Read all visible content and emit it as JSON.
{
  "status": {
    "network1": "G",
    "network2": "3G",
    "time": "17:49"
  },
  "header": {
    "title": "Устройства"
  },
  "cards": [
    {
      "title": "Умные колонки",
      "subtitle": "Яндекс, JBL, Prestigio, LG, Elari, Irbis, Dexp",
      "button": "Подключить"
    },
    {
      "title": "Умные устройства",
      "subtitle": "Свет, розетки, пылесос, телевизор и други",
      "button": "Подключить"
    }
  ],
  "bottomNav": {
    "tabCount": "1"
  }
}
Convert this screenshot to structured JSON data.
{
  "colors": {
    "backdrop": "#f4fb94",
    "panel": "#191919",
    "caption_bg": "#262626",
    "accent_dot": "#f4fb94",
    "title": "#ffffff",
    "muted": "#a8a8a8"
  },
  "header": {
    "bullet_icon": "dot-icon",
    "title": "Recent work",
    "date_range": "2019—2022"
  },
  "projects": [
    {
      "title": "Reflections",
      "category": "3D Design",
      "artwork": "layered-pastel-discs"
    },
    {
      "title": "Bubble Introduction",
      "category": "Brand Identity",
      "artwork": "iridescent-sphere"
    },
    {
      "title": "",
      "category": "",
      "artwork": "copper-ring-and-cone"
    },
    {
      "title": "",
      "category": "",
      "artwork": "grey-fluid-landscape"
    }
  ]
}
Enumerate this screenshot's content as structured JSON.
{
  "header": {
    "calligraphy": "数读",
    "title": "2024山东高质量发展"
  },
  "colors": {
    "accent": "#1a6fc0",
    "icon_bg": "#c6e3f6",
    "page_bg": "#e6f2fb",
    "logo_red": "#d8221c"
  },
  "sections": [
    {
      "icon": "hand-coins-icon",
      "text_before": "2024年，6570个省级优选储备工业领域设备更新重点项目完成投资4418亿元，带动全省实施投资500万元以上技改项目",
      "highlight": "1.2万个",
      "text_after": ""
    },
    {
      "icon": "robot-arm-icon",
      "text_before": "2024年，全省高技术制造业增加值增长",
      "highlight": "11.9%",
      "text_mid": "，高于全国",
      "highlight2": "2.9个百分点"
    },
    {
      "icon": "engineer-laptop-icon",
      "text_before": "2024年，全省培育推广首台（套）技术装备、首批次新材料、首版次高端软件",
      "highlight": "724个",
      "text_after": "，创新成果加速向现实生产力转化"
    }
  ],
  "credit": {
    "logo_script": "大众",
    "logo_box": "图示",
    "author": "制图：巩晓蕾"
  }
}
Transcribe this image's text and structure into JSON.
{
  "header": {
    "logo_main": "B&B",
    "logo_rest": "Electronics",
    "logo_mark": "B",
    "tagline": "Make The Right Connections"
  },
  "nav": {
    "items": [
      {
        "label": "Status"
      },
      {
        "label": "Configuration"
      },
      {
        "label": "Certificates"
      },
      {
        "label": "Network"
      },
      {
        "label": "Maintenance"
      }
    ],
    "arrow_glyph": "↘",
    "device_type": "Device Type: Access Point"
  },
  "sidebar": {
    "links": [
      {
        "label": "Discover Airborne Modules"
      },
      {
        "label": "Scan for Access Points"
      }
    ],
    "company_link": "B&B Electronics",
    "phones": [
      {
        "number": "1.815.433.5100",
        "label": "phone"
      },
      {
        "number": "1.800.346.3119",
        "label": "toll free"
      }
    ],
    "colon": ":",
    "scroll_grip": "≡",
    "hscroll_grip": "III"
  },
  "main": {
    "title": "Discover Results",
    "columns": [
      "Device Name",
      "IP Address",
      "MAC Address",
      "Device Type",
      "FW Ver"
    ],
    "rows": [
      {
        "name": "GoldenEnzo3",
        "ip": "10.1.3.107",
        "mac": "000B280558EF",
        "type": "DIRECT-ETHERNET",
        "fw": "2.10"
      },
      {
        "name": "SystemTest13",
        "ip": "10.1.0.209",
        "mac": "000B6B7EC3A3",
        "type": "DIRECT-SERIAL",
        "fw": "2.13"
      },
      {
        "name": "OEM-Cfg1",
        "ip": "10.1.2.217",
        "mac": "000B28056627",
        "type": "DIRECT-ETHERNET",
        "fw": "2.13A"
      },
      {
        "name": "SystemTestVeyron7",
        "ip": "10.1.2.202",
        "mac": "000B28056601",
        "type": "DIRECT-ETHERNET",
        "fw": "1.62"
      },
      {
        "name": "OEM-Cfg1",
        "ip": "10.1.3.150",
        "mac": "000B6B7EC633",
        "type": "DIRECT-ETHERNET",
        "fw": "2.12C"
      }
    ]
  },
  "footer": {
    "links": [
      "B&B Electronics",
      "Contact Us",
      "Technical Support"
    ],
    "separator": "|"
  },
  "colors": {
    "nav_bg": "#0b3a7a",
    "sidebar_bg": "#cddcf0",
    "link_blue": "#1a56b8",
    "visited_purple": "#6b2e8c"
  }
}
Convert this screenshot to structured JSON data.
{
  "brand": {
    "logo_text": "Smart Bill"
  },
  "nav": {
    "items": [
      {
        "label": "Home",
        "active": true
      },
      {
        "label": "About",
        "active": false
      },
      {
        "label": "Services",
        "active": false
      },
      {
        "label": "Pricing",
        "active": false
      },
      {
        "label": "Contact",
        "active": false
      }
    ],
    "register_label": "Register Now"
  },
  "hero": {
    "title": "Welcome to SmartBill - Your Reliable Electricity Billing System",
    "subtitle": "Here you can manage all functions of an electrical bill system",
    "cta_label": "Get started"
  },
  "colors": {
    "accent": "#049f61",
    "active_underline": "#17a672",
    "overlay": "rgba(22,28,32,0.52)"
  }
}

◆ **Prompt**:
Reproduce each entry from the records above, character for character.

◆ **Result of this exercise**:
Read all visible content and emit it as JSON.
{
  "status": {
    "network1": "G",
    "network2": "3G",
    "time": "17:49"
  },
  "header": {
    "title": "Устройства"
  },
  "cards": [
    {
      "title": "Умные колонки",
      "subtitle": "Яндекс, JBL, Prestigio, LG, Elari, Irbis, Dexp",
      "button": "Подключить"
    },
    {
      "title": "Умные устройства",
      "subtitle": "Свет, розетки, пылесос, телевизор и други",
      "button": "Подключить"
    }
  ],
  "bottomNav": {
    "tabCount": "1"
  }
}
Convert this screenshot to structured JSON data.
{
  "colors": {
    "backdrop": "#f4fb94",
    "panel": "#191919",
    "caption_bg": "#262626",
    "accent_dot": "#f4fb94",
    "title": "#ffffff",
    "muted": "#a8a8a8"
  },
  "header": {
    "bullet_icon": "dot-icon",
    "title": "Recent work",
    "date_range": "2019—2022"
  },
  "projects": [
    {
      "title": "Reflections",
      "category": "3D Design",
      "artwork": "layered-pastel-discs"
    },
    {
      "title": "Bubble Introduction",
      "category": "Brand Identity",
      "artwork": "iridescent-sphere"
    },
    {
      "title": "",
      "category": "",
      "artwork": "copper-ring-and-cone"
    },
    {
      "title": "",
      "category": "",
      "artwork": "grey-fluid-landscape"
    }
  ]
}
Enumerate this screenshot's content as structured JSON.
{
  "header": {
    "calligraphy": "数读",
    "title": "2024山东高质量发展"
  },
  "colors": {
    "accent": "#1a6fc0",
    "icon_bg": "#c6e3f6",
    "page_bg": "#e6f2fb",
    "logo_red": "#d8221c"
  },
  "sections": [
    {
      "icon": "hand-coins-icon",
      "text_before": "2024年，6570个省级优选储备工业领域设备更新重点项目完成投资4418亿元，带动全省实施投资500万元以上技改项目",
      "highlight": "1.2万个",
      "text_after": ""
    },
    {
      "icon": "robot-arm-icon",
      "text_before": "2024年，全省高技术制造业增加值增长",
      "highlight": "11.9%",
      "text_mid": "，高于全国",
      "highlight2": "2.9个百分点"
    },
    {
      "icon": "engineer-laptop-icon",
      "text_before": "2024年，全省培育推广首台（套）技术装备、首批次新材料、首版次高端软件",
      "highlight": "724个",
      "text_after": "，创新成果加速向现实生产力转化"
    }
  ],
  "credit": {
    "logo_script": "大众",
    "logo_box": "图示",
    "author": "制图：巩晓蕾"
  }
}
Transcribe this image's text and structure into JSON.
{
  "header": {
    "logo_main": "B&B",
    "logo_rest": "Electronics",
    "logo_mark": "B",
    "tagline": "Make The Right Connections"
  },
  "nav": {
    "items": [
      {
        "label": "Status"
      },
      {
        "label": "Configuration"
      },
      {
        "label": "Certificates"
      },
      {
        "label": "Network"
      },
      {
        "label": "Maintenance"
      }
    ],
    "arrow_glyph": "↘",
    "device_type": "Device Type: Access Point"
  },
  "sidebar": {
    "links": [
      {
        "label": "Discover Airborne Modules"
      },
      {
        "label": "Scan for Access Points"
      }
    ],
    "company_link": "B&B Electronics",
    "phones": [
      {
        "number": "1.815.433.5100",
        "label": "phone"
      },
      {
        "number": "1.800.346.3119",
        "label": "toll free"
      }
    ],
    "colon": ":",
    "scroll_grip": "≡",
    "hscroll_grip": "III"
  },
  "main": {
    "title": "Discover Results",
    "columns": [
      "Device Name",
      "IP Address",
      "MAC Address",
      "Device Type",
      "FW Ver"
    ],
    "rows": [
      {
        "name": "GoldenEnzo3",
        "ip": "10.1.3.107",
        "mac": "000B280558EF",
        "type": "DIRECT-ETHERNET",
        "fw": "2.10"
      },
      {
        "name": "SystemTest13",
        "ip": "10.1.0.209",
        "mac": "000B6B7EC3A3",
        "type": "DIRECT-SERIAL",
        "fw": "2.13"
      },
      {
        "name": "OEM-Cfg1",
        "ip": "10.1.2.217",
        "mac": "000B28056627",
        "type": "DIRECT-ETHERNET",
        "fw": "2.13A"
      },
      {
        "name": "SystemTestVeyron7",
        "ip": "10.1.2.202",
        "mac": "000B28056601",
        "type": "DIRECT-ETHERNET",
        "fw": "1.62"
      },
      {
        "name": "OEM-Cfg1",
        "ip": "10.1.3.150",
        "mac": "000B6B7EC633",
        "type": "DIRECT-ETHERNET",
        "fw": "2.12C"
      }
    ]
  },
  "footer": {
    "links": [
      "B&B Electronics",
      "Contact Us",
      "Technical Support"
    ],
    "separator": "|"
  },
  "colors": {
    "nav_bg": "#0b3a7a",
    "sidebar_bg": "#cddcf0",
    "link_blue": "#1a56b8",
    "visited_purple": "#6b2e8c"
  }
}
Convert this screenshot to structured JSON data.
{
  "brand": {
    "logo_text": "Smart Bill"
  },
  "nav": {
    "items": [
      {
        "label": "Home",
        "active": true
      },
      {
        "label": "About",
        "active": false
      },
      {
        "label": "Services",
        "active": false
      },
      {
        "label": "Pricing",
        "active": false
      },
      {
        "label": "Contact",
        "active": false
      }
    ],
    "register_label": "Register Now"
  },
  "hero": {
    "title": "Welcome to SmartBill - Your Reliable Electricity Billing System",
    "subtitle": "Here you can manage all functions of an electrical bill system",
    "cta_label": "Get started"
  },
  "colors": {
    "accent": "#049f61",
    "active_underline": "#17a672",
    "overlay": "rgba(22,28,32,0.52)"
  }
}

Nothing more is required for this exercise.